• **INFORMATION SUPPLIED**
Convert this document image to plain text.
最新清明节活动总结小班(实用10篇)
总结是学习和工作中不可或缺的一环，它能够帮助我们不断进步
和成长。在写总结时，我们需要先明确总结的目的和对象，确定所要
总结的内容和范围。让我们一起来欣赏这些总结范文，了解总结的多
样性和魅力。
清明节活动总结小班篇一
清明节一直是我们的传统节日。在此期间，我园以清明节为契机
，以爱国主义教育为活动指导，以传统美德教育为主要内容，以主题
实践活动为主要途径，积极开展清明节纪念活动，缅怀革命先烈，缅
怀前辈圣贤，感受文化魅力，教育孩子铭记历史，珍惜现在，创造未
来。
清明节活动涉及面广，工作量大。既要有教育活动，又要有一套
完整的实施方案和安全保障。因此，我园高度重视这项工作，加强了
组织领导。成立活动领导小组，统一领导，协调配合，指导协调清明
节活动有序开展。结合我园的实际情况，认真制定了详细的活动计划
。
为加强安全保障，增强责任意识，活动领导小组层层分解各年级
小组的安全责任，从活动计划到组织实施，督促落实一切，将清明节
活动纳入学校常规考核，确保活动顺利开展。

• **WHAT TO WORK ON**
Using the exact wording, write out all of the records.

• **THE SOLUTION**
Convert this document image to plain text.
最新清明节活动总结小班(实用10篇)
总结是学习和工作中不可或缺的一环，它能够帮助我们不断进步
和成长。在写总结时，我们需要先明确总结的目的和对象，确定所要
总结的内容和范围。让我们一起来欣赏这些总结范文，了解总结的多
样性和魅力。
清明节活动总结小班篇一
清明节一直是我们的传统节日。在此期间，我园以清明节为契机
，以爱国主义教育为活动指导，以传统美德教育为主要内容，以主题
实践活动为主要途径，积极开展清明节纪念活动，缅怀革命先烈，缅
怀前辈圣贤，感受文化魅力，教育孩子铭记历史，珍惜现在，创造未
来。
清明节活动涉及面广，工作量大。既要有教育活动，又要有一套
完整的实施方案和安全保障。因此，我园高度重视这项工作，加强了
组织领导。成立活动领导小组，统一领导，协调配合，指导协调清明
节活动有序开展。结合我园的实际情况，认真制定了详细的活动计划
。
为加强安全保障，增强责任意识，活动领导小组层层分解各年级
小组的安全责任，从活动计划到组织实施，督促落实一切，将清明节
活动纳入学校常规考核，确保活动顺利开展。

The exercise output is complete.